====== DATA UNDER STUDY

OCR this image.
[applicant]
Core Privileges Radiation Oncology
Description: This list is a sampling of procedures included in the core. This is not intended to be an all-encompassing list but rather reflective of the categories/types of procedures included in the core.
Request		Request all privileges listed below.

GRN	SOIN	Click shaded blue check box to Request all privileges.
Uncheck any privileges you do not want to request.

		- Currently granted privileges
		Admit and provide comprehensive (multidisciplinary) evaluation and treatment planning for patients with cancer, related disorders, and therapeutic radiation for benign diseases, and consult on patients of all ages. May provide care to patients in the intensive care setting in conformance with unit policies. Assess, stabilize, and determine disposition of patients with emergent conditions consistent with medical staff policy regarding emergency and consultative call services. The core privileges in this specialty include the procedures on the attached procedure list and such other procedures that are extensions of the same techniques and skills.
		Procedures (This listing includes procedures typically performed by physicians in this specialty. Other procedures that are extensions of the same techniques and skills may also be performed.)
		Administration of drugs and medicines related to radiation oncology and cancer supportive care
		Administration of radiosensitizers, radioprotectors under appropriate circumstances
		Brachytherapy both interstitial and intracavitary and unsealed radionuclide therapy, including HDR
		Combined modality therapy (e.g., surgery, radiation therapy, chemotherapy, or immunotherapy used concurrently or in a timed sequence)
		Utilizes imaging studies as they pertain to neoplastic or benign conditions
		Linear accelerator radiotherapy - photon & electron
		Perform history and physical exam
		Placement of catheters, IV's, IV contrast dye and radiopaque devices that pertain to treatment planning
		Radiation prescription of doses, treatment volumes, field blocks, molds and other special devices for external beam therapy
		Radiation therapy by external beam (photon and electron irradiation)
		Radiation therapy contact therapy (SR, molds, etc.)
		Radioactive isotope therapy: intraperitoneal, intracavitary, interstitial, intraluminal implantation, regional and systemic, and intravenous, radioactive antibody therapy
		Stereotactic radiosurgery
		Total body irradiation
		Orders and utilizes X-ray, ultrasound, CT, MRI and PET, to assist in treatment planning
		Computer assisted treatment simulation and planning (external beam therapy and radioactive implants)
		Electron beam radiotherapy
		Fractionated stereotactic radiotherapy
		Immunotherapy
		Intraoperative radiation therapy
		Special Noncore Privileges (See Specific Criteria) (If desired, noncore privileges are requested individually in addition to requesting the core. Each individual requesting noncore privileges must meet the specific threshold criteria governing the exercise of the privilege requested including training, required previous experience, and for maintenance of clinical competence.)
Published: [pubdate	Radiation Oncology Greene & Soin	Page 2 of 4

============

(THE PROBLEM): Write all the entries again precisely as they were given.

(EXPECTED ANSWER):
OCR this image.
[applicant]
Core Privileges Radiation Oncology
Description: This list is a sampling of procedures included in the core. This is not intended to be an all-encompassing list but rather reflective of the categories/types of procedures included in the core.
Request		Request all privileges listed below.

GRN	SOIN	Click shaded blue check box to Request all privileges.
Uncheck any privileges you do not want to request.

		- Currently granted privileges
		Admit and provide comprehensive (multidisciplinary) evaluation and treatment planning for patients with cancer, related disorders, and therapeutic radiation for benign diseases, and consult on patients of all ages. May provide care to patients in the intensive care setting in conformance with unit policies. Assess, stabilize, and determine disposition of patients with emergent conditions consistent with medical staff policy regarding emergency and consultative call services. The core privileges in this specialty include the procedures on the attached procedure list and such other procedures that are extensions of the same techniques and skills.
		Procedures (This listing includes procedures typically performed by physicians in this specialty. Other procedures that are extensions of the same techniques and skills may also be performed.)
		Administration of drugs and medicines related to radiation oncology and cancer supportive care
		Administration of radiosensitizers, radioprotectors under appropriate circumstances
		Brachytherapy both interstitial and intracavitary and unsealed radionuclide therapy, including HDR
		Combined modality therapy (e.g., surgery, radiation therapy, chemotherapy, or immunotherapy used concurrently or in a timed sequence)
		Utilizes imaging studies as they pertain to neoplastic or benign conditions
		Linear accelerator radiotherapy - photon & electron
		Perform history and physical exam
		Placement of catheters, IV's, IV contrast dye and radiopaque devices that pertain to treatment planning
		Radiation prescription of doses, treatment volumes, field blocks, molds and other special devices for external beam therapy
		Radiation therapy by external beam (photon and electron irradiation)
		Radiation therapy contact therapy (SR, molds, etc.)
		Radioactive isotope therapy: intraperitoneal, intracavitary, interstitial, intraluminal implantation, regional and systemic, and intravenous, radioactive antibody therapy
		Stereotactic radiosurgery
		Total body irradiation
		Orders and utilizes X-ray, ultrasound, CT, MRI and PET, to assist in treatment planning
		Computer assisted treatment simulation and planning (external beam therapy and radioactive implants)
		Electron beam radiotherapy
		Fractionated stereotactic radiotherapy
		Immunotherapy
		Intraoperative radiation therapy
		Special Noncore Privileges (See Specific Criteria) (If desired, noncore privileges are requested individually in addition to requesting the core. Each individual requesting noncore privileges must meet the specific threshold criteria governing the exercise of the privilege requested including training, required previous experience, and for maintenance of clinical competence.)
Published: [pubdate	Radiation Oncology Greene & Soin	Page 2 of 4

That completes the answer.